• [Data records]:
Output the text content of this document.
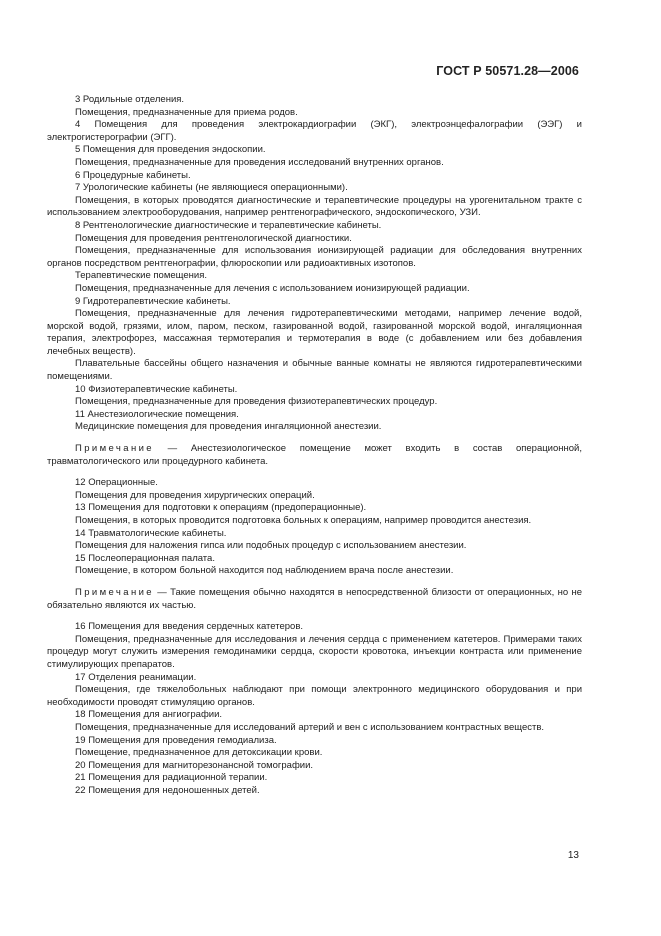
ГОСТ Р 50571.28—2006

3 Родильные отделения.

Помещения, предназначенные для приема родов.

4 Помещения для проведения электрокардиографии (ЭКГ), электроэнцефалографии (ЭЭГ) и электрогистерографии (ЭГГ).

5 Помещения для проведения эндоскопии.

Помещения, предназначенные для проведения исследований внутренних органов.

6 Процедурные кабинеты.

7 Урологические кабинеты (не являющиеся операционными).

Помещения, в которых проводятся диагностические и терапевтические процедуры на урогенитальном тракте с использованием электрооборудования, например рентгенографического, эндоскопического, УЗИ.

8 Рентгенологические диагностические и терапевтические кабинеты.

Помещения для проведения рентгенологической диагностики.

Помещения, предназначенные для использования ионизирующей радиации для обследования внутренних органов посредством рентгенографии, флюроскопии или радиоактивных изотопов.

Терапевтические помещения.

Помещения, предназначенные для лечения с использованием ионизирующей радиации.

9 Гидротерапевтические кабинеты.

Помещения, предназначенные для лечения гидротерапевтическими методами, например лечение водой, морской водой, грязями, илом, паром, песком, газированной водой, газированной морской водой, ингаляционная терапия, электрофорез, массажная термотерапия и термотерапия в воде (с добавлением или без добавления лечебных веществ).

Плавательные бассейны общего назначения и обычные ванные комнаты не являются гидротерапевтическими помещениями.

10 Физиотерапевтические кабинеты.

Помещения, предназначенные для проведения физиотерапевтических процедур.

11 Анестезиологические помещения.

Медицинские помещения для проведения ингаляционной анестезии.

Примечание — Анестезиологическое помещение может входить в состав операционной, травматологического или процедурного кабинета.

12 Операционные.

Помещения для проведения хирургических операций.

13 Помещения для подготовки к операциям (предоперационные).

Помещения, в которых проводится подготовка больных к операциям, например проводится анестезия.

14 Травматологические кабинеты.

Помещения для наложения гипса или подобных процедур с использованием анестезии.

15 Послеоперационная палата.

Помещение, в котором больной находится под наблюдением врача после анестезии.

Примечание — Такие помещения обычно находятся в непосредственной близости от операционных, но не обязательно являются их частью.

16 Помещения для введения сердечных катетеров.

Помещения, предназначенные для исследования и лечения сердца с применением катетеров. Примерами таких процедур могут служить измерения гемодинамики сердца, скорости кровотока, инъекции контраста или применение стимулирующих препаратов.

17 Отделения реанимации.

Помещения, где тяжелобольных наблюдают при помощи электронного медицинского оборудования и при необходимости проводят стимуляцию органов.

18 Помещения для ангиографии.

Помещения, предназначенные для исследований артерий и вен с использованием контрастных веществ.

19 Помещения для проведения гемодиализа.

Помещение, предназначенное для детоксикации крови.

20 Помещения для магниторезонансной томографии.

21 Помещения для радиационной терапии.

22 Помещения для недоношенных детей.

13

• [WHAT YOU SHOULD DO]:
Look for the word "которых" and return every line where it occurs.

• [OUTPUT OF THE TASK]:
Помещения, в которых проводятся диагностические и терапевтические процедуры на урогенитальном тракте с использованием электрооборудования, например рентгенографического, эндоскопического, УЗИ.
Помещения, в которых проводится подготовка больных к операциям, например проводится анестезия.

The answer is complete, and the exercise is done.